- DIRECTIVE -
Extract the full set of records that follows, word for word.

--------------------------------------------------

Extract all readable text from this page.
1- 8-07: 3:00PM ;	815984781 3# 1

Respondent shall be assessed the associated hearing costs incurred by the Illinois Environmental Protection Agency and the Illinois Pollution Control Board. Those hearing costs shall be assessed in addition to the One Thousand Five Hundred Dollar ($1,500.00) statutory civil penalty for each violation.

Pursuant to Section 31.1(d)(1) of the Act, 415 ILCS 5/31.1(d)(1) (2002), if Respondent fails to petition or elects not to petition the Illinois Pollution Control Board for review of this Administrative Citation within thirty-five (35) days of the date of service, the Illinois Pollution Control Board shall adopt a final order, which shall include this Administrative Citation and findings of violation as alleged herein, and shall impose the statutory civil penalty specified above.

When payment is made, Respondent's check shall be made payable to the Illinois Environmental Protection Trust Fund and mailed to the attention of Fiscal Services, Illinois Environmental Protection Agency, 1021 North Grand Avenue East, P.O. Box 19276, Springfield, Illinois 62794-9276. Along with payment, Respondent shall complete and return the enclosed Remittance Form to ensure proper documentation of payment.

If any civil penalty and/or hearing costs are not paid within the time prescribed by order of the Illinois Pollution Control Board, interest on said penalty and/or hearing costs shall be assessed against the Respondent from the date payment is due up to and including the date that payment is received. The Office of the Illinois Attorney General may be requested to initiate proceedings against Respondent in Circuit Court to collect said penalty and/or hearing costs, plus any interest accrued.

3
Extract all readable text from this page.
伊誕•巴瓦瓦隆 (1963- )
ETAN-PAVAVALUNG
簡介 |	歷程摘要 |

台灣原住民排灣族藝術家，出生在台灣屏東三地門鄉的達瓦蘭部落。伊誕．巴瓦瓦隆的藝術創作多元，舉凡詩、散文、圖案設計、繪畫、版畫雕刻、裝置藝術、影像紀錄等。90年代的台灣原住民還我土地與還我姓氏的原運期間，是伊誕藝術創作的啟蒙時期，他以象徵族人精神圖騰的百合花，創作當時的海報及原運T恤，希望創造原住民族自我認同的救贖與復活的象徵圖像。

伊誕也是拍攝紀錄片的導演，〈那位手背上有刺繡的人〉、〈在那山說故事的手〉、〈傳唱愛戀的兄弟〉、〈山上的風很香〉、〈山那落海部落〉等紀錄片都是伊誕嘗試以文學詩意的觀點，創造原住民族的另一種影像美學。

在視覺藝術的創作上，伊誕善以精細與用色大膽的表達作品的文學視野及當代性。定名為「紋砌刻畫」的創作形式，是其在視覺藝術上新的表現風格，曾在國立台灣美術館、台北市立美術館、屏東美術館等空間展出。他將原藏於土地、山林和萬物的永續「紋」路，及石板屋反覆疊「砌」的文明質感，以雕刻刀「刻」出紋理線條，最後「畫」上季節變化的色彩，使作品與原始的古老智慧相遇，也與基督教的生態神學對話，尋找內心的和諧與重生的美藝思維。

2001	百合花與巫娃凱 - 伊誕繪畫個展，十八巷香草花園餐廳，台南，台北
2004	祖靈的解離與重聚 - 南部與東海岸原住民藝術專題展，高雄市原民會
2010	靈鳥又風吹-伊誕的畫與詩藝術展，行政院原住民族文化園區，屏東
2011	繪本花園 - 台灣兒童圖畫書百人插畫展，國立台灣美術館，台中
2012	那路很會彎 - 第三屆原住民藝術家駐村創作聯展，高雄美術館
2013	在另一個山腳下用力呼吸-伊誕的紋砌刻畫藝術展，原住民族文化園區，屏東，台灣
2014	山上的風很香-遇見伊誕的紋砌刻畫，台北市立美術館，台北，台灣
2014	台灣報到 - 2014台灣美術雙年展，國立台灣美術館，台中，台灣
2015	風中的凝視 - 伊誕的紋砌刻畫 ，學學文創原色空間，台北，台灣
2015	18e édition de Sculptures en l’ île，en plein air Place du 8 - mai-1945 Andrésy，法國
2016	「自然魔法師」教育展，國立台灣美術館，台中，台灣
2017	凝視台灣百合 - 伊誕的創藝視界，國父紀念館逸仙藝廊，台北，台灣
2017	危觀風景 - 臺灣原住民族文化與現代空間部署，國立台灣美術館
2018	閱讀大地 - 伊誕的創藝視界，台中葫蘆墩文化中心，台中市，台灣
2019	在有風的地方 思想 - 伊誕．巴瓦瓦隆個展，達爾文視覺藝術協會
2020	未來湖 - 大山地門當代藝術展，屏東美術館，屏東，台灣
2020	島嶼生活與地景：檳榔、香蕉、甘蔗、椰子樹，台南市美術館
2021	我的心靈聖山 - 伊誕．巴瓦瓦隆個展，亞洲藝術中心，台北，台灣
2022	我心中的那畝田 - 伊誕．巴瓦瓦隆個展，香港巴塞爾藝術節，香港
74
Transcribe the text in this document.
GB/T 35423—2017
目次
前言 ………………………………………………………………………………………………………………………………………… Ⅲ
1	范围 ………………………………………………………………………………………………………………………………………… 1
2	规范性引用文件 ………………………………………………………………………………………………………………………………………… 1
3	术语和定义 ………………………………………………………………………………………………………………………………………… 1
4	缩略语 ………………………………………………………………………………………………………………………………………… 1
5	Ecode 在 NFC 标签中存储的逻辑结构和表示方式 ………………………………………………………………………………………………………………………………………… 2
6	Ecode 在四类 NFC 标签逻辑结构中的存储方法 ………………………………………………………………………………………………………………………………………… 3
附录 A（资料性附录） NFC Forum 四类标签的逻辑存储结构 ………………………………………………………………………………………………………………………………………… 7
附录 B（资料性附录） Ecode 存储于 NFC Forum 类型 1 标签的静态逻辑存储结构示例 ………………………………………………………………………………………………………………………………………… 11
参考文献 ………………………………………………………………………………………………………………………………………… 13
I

--------------------------------------------------

- EXERCISE OUTPUT -
Extract all readable text from this page.
1- 8-07: 3:00PM ;	815984781 3# 1

Respondent shall be assessed the associated hearing costs incurred by the Illinois Environmental Protection Agency and the Illinois Pollution Control Board. Those hearing costs shall be assessed in addition to the One Thousand Five Hundred Dollar ($1,500.00) statutory civil penalty for each violation.

Pursuant to Section 31.1(d)(1) of the Act, 415 ILCS 5/31.1(d)(1) (2002), if Respondent fails to petition or elects not to petition the Illinois Pollution Control Board for review of this Administrative Citation within thirty-five (35) days of the date of service, the Illinois Pollution Control Board shall adopt a final order, which shall include this Administrative Citation and findings of violation as alleged herein, and shall impose the statutory civil penalty specified above.

When payment is made, Respondent's check shall be made payable to the Illinois Environmental Protection Trust Fund and mailed to the attention of Fiscal Services, Illinois Environmental Protection Agency, 1021 North Grand Avenue East, P.O. Box 19276, Springfield, Illinois 62794-9276. Along with payment, Respondent shall complete and return the enclosed Remittance Form to ensure proper documentation of payment.

If any civil penalty and/or hearing costs are not paid within the time prescribed by order of the Illinois Pollution Control Board, interest on said penalty and/or hearing costs shall be assessed against the Respondent from the date payment is due up to and including the date that payment is received. The Office of the Illinois Attorney General may be requested to initiate proceedings against Respondent in Circuit Court to collect said penalty and/or hearing costs, plus any interest accrued.

3
Extract all readable text from this page.
伊誕•巴瓦瓦隆 (1963- )
ETAN-PAVAVALUNG
簡介 |	歷程摘要 |

台灣原住民排灣族藝術家，出生在台灣屏東三地門鄉的達瓦蘭部落。伊誕．巴瓦瓦隆的藝術創作多元，舉凡詩、散文、圖案設計、繪畫、版畫雕刻、裝置藝術、影像紀錄等。90年代的台灣原住民還我土地與還我姓氏的原運期間，是伊誕藝術創作的啟蒙時期，他以象徵族人精神圖騰的百合花，創作當時的海報及原運T恤，希望創造原住民族自我認同的救贖與復活的象徵圖像。

伊誕也是拍攝紀錄片的導演，〈那位手背上有刺繡的人〉、〈在那山說故事的手〉、〈傳唱愛戀的兄弟〉、〈山上的風很香〉、〈山那落海部落〉等紀錄片都是伊誕嘗試以文學詩意的觀點，創造原住民族的另一種影像美學。

在視覺藝術的創作上，伊誕善以精細與用色大膽的表達作品的文學視野及當代性。定名為「紋砌刻畫」的創作形式，是其在視覺藝術上新的表現風格，曾在國立台灣美術館、台北市立美術館、屏東美術館等空間展出。他將原藏於土地、山林和萬物的永續「紋」路，及石板屋反覆疊「砌」的文明質感，以雕刻刀「刻」出紋理線條，最後「畫」上季節變化的色彩，使作品與原始的古老智慧相遇，也與基督教的生態神學對話，尋找內心的和諧與重生的美藝思維。

2001	百合花與巫娃凱 - 伊誕繪畫個展，十八巷香草花園餐廳，台南，台北
2004	祖靈的解離與重聚 - 南部與東海岸原住民藝術專題展，高雄市原民會
2010	靈鳥又風吹-伊誕的畫與詩藝術展，行政院原住民族文化園區，屏東
2011	繪本花園 - 台灣兒童圖畫書百人插畫展，國立台灣美術館，台中
2012	那路很會彎 - 第三屆原住民藝術家駐村創作聯展，高雄美術館
2013	在另一個山腳下用力呼吸-伊誕的紋砌刻畫藝術展，原住民族文化園區，屏東，台灣
2014	山上的風很香-遇見伊誕的紋砌刻畫，台北市立美術館，台北，台灣
2014	台灣報到 - 2014台灣美術雙年展，國立台灣美術館，台中，台灣
2015	風中的凝視 - 伊誕的紋砌刻畫 ，學學文創原色空間，台北，台灣
2015	18e édition de Sculptures en l’ île，en plein air Place du 8 - mai-1945 Andrésy，法國
2016	「自然魔法師」教育展，國立台灣美術館，台中，台灣
2017	凝視台灣百合 - 伊誕的創藝視界，國父紀念館逸仙藝廊，台北，台灣
2017	危觀風景 - 臺灣原住民族文化與現代空間部署，國立台灣美術館
2018	閱讀大地 - 伊誕的創藝視界，台中葫蘆墩文化中心，台中市，台灣
2019	在有風的地方 思想 - 伊誕．巴瓦瓦隆個展，達爾文視覺藝術協會
2020	未來湖 - 大山地門當代藝術展，屏東美術館，屏東，台灣
2020	島嶼生活與地景：檳榔、香蕉、甘蔗、椰子樹，台南市美術館
2021	我的心靈聖山 - 伊誕．巴瓦瓦隆個展，亞洲藝術中心，台北，台灣
2022	我心中的那畝田 - 伊誕．巴瓦瓦隆個展，香港巴塞爾藝術節，香港
74
Transcribe the text in this document.
GB/T 35423—2017
目次
前言 ………………………………………………………………………………………………………………………………………… Ⅲ
1	范围 ………………………………………………………………………………………………………………………………………… 1
2	规范性引用文件 ………………………………………………………………………………………………………………………………………… 1
3	术语和定义 ………………………………………………………………………………………………………………………………………… 1
4	缩略语 ………………………………………………………………………………………………………………………………………… 1
5	Ecode 在 NFC 标签中存储的逻辑结构和表示方式 ………………………………………………………………………………………………………………………………………… 2
6	Ecode 在四类 NFC 标签逻辑结构中的存储方法 ………………………………………………………………………………………………………………………………………… 3
附录 A（资料性附录） NFC Forum 四类标签的逻辑存储结构 ………………………………………………………………………………………………………………………………………… 7
附录 B（资料性附录） Ecode 存储于 NFC Forum 类型 1 标签的静态逻辑存储结构示例 ………………………………………………………………………………………………………………………………………… 11
参考文献 ………………………………………………………………………………………………………………………………………… 13
I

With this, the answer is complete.